[Figure collection entries]
★ ★ ★

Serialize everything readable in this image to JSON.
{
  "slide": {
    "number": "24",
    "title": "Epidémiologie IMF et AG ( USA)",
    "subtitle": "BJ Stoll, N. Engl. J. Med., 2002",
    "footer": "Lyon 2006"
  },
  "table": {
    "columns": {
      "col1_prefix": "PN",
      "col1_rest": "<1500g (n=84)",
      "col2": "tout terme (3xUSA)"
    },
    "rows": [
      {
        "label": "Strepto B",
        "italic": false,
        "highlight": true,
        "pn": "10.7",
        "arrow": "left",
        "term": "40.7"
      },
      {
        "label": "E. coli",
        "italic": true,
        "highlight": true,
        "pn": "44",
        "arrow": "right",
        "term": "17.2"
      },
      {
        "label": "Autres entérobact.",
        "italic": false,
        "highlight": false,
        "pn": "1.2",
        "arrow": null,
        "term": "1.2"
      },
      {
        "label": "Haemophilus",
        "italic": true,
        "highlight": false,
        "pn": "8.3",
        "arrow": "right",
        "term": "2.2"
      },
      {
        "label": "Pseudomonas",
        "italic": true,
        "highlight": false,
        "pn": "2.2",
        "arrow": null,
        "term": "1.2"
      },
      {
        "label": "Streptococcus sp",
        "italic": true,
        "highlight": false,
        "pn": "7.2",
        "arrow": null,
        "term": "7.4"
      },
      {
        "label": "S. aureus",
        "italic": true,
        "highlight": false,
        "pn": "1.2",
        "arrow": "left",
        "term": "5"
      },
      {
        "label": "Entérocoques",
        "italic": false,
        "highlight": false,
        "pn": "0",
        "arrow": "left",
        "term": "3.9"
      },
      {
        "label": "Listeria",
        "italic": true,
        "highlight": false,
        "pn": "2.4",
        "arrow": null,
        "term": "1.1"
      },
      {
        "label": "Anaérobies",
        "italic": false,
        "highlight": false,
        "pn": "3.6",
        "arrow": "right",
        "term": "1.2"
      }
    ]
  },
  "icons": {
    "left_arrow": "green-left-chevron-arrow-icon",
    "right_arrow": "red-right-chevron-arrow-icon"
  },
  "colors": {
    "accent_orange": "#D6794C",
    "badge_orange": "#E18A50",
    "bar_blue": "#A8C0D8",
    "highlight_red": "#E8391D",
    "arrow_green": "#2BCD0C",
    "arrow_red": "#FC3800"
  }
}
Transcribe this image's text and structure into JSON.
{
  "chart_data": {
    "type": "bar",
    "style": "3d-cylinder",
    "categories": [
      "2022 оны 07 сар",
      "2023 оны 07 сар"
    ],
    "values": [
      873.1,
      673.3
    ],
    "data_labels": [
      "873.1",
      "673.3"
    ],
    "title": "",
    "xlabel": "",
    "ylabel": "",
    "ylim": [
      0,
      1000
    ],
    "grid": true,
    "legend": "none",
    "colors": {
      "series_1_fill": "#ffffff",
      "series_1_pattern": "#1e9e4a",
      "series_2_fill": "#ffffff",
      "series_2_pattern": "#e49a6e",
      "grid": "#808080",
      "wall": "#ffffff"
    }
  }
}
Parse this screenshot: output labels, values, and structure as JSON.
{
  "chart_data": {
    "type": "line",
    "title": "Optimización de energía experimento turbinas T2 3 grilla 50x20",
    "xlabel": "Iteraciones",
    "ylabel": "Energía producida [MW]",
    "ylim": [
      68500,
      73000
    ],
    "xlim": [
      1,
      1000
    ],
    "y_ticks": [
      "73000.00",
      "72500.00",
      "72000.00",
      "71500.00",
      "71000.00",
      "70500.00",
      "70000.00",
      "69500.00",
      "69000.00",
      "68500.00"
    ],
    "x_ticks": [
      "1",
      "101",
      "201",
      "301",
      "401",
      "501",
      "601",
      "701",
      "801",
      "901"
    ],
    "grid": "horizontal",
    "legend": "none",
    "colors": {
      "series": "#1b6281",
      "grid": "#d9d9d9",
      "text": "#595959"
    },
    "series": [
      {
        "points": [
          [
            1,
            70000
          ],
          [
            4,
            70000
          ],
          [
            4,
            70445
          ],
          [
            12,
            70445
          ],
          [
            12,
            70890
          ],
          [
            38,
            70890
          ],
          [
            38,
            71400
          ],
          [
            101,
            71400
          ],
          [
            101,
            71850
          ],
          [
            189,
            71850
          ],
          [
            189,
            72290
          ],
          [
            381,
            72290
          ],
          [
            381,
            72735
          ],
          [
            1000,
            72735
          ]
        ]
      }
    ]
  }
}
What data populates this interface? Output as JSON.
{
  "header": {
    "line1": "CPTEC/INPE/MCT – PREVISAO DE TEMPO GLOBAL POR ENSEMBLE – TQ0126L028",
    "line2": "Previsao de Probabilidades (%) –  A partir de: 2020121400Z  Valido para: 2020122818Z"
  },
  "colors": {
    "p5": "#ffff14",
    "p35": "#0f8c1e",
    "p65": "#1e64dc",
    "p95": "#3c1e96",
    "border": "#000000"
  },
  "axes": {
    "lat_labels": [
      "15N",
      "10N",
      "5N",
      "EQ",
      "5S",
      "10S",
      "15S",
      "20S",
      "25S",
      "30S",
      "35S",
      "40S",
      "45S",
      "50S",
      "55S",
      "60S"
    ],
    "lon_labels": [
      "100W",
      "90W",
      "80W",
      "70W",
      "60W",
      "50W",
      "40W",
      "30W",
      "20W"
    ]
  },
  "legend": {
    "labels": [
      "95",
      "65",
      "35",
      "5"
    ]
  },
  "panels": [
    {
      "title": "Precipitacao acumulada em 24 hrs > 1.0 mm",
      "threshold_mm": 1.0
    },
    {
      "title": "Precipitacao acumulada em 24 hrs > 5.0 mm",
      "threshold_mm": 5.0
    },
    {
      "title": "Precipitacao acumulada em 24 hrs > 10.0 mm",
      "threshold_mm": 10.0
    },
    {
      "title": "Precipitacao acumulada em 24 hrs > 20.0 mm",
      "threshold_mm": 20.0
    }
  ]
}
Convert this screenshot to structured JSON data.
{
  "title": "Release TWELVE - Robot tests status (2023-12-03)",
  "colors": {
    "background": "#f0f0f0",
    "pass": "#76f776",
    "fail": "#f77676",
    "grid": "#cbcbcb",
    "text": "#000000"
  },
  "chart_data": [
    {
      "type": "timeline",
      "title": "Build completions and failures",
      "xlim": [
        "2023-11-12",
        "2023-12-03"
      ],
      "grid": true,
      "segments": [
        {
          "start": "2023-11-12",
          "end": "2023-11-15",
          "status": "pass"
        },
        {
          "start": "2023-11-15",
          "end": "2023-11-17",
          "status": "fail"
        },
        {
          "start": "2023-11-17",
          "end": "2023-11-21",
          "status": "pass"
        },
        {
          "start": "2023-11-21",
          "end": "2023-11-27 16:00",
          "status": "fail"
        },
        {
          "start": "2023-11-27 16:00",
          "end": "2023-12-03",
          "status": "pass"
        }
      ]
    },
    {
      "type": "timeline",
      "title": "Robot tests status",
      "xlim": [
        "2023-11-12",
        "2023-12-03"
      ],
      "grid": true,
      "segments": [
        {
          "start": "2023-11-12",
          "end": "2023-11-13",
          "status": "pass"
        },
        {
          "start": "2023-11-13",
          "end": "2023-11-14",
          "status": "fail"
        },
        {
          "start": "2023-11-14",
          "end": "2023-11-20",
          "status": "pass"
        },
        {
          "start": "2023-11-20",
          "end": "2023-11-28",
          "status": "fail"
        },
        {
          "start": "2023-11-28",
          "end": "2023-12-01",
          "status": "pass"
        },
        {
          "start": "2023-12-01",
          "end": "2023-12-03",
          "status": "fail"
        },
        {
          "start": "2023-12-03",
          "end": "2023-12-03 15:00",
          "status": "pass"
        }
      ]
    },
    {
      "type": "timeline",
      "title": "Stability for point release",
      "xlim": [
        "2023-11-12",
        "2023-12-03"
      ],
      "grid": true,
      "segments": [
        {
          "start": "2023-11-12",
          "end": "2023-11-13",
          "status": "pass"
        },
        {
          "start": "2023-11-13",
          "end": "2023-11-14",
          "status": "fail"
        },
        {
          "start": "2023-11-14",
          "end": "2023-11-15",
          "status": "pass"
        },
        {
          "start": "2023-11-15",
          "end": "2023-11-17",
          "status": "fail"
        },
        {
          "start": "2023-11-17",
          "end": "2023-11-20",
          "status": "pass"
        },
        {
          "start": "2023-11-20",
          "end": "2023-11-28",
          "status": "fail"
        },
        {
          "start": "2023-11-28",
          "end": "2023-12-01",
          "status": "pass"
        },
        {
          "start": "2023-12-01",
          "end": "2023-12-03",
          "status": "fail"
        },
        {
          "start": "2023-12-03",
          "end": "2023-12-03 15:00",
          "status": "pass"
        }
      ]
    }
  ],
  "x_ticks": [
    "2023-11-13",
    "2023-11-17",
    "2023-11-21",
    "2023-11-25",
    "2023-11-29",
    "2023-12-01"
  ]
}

★ ★ ★

Across the preceding material, how many lines contain the word "values"? State the number alone.

_Answer to this problem_
2